● Task to complete
Output each entry that follows exactly. Images stay out.

-- start Listed entries --

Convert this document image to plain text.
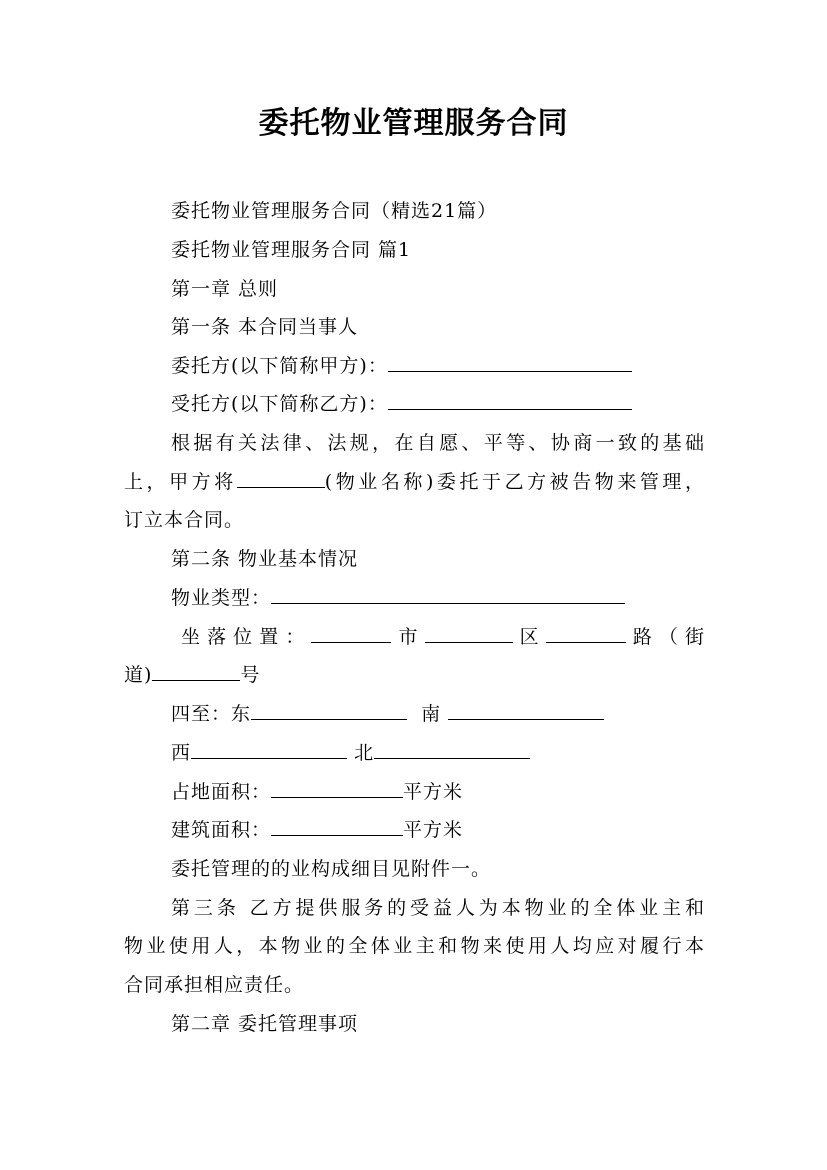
委托物业管理服务合同
委托物业管理服务合同（精选21篇）
委托物业管理服务合同 篇1
第一章 总则
第一条 本合同当事人
委托方(以下简称甲方)：
受托方(以下简称乙方)：
根据有关法律、法规，在自愿、平等、协商一致的基础
上，甲方将	(物业名称)委托于乙方被告物来管理，
订立本合同。
第二条 物业基本情况
物业类型：
坐落位置：	市	区	路（街
道)	号
四至：东	南
西	北
占地面积：	平方米
建筑面积：	平方米
委托管理的的业构成细目见附件一。
第三条 乙方提供服务的受益人为本物业的全体业主和
物业使用人，本物业的全体业主和物来使用人均应对履行本
合同承担相应责任。
第二章 委托管理事项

-- end Listed entries --

● Result of the exercise
Convert this document image to plain text.
委托物业管理服务合同
委托物业管理服务合同（精选21篇）
委托物业管理服务合同 篇1
第一章 总则
第一条 本合同当事人
委托方(以下简称甲方)：
受托方(以下简称乙方)：
根据有关法律、法规，在自愿、平等、协商一致的基础
上，甲方将	(物业名称)委托于乙方被告物来管理，
订立本合同。
第二条 物业基本情况
物业类型：
坐落位置：	市	区	路（街
道)	号
四至：东	南
西	北
占地面积：	平方米
建筑面积：	平方米
委托管理的的业构成细目见附件一。
第三条 乙方提供服务的受益人为本物业的全体业主和
物业使用人，本物业的全体业主和物来使用人均应对履行本
合同承担相应责任。
第二章 委托管理事项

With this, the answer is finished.